**** Supplied records ****
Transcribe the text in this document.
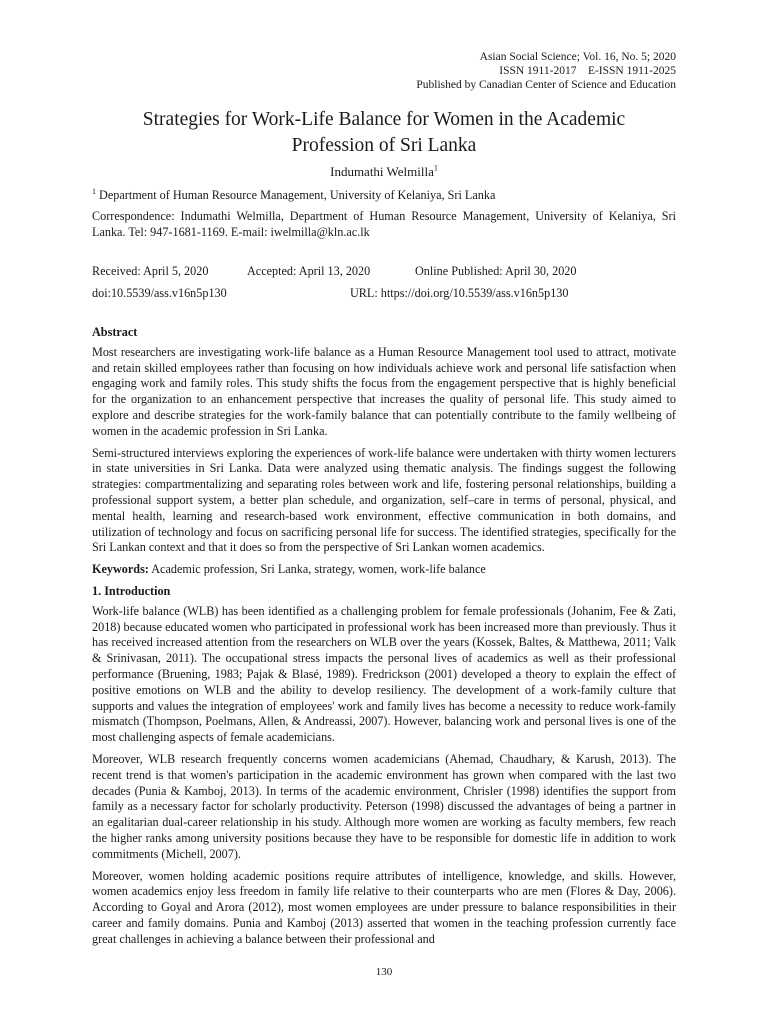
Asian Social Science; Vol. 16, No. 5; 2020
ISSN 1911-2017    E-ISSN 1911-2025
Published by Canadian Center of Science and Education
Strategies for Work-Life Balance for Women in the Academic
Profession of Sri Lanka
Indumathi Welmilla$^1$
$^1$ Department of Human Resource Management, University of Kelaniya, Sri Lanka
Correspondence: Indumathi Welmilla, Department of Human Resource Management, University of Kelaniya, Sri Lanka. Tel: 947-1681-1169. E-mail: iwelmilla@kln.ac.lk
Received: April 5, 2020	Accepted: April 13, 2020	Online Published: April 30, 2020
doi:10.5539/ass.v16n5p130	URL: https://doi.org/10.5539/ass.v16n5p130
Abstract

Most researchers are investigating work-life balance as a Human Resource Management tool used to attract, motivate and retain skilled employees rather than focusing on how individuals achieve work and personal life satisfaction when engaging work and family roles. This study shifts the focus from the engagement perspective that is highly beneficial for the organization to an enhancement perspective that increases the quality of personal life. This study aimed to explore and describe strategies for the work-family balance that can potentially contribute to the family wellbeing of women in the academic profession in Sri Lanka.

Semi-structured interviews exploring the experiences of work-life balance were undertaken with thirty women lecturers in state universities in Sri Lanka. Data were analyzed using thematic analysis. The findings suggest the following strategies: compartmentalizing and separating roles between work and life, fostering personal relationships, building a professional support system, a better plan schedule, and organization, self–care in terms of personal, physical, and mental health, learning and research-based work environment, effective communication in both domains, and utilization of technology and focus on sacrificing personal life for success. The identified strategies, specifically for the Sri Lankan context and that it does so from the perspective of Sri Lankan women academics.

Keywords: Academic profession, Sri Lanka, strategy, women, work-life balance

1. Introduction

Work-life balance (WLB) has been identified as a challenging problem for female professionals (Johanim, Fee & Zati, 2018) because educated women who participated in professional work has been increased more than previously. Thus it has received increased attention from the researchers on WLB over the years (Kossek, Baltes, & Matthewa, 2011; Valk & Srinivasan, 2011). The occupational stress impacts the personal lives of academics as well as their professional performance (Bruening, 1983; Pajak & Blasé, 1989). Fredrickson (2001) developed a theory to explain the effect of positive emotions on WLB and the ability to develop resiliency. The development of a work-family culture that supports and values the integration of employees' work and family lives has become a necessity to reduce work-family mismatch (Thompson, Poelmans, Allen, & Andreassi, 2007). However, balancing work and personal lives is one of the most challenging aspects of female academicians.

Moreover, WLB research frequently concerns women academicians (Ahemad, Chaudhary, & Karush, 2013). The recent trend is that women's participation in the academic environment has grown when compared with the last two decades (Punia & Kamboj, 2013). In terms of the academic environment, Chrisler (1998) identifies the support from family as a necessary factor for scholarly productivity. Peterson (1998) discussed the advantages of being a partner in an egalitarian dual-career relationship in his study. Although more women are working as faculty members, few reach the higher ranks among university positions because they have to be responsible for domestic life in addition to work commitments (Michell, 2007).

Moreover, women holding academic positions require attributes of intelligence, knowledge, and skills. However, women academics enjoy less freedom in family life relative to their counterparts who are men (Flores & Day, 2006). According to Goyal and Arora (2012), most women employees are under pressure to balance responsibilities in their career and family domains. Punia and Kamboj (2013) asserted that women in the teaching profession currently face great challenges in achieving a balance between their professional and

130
****
**What to work on:**
Copy every line of the listing where the word "when" appears.

**Expected answer:**
Most researchers are investigating work-life balance as a Human Resource Management tool used to attract, motivate and retain skilled employees rather than focusing on how individuals achieve work and personal life satisfaction when engaging work and family roles. This study shifts the focus from the engagement perspective that is highly beneficial for the organization to an enhancement perspective that increases the quality of personal life. This study aimed to explore and describe strategies for the work-family balance that can potentially contribute to the family wellbeing of women in the academic profession in Sri Lanka.
Moreover, WLB research frequently concerns women academicians (Ahemad, Chaudhary, & Karush, 2013). The recent trend is that women's participation in the academic environment has grown when compared with the last two decades (Punia & Kamboj, 2013). In terms of the academic environment, Chrisler (1998) identifies the support from family as a necessary factor for scholarly productivity. Peterson (1998) discussed the advantages of being a partner in an egalitarian dual-career relationship in his study. Although more women are working as faculty members, few reach the higher ranks among university positions because they have to be responsible for domestic life in addition to work commitments (Michell, 2007).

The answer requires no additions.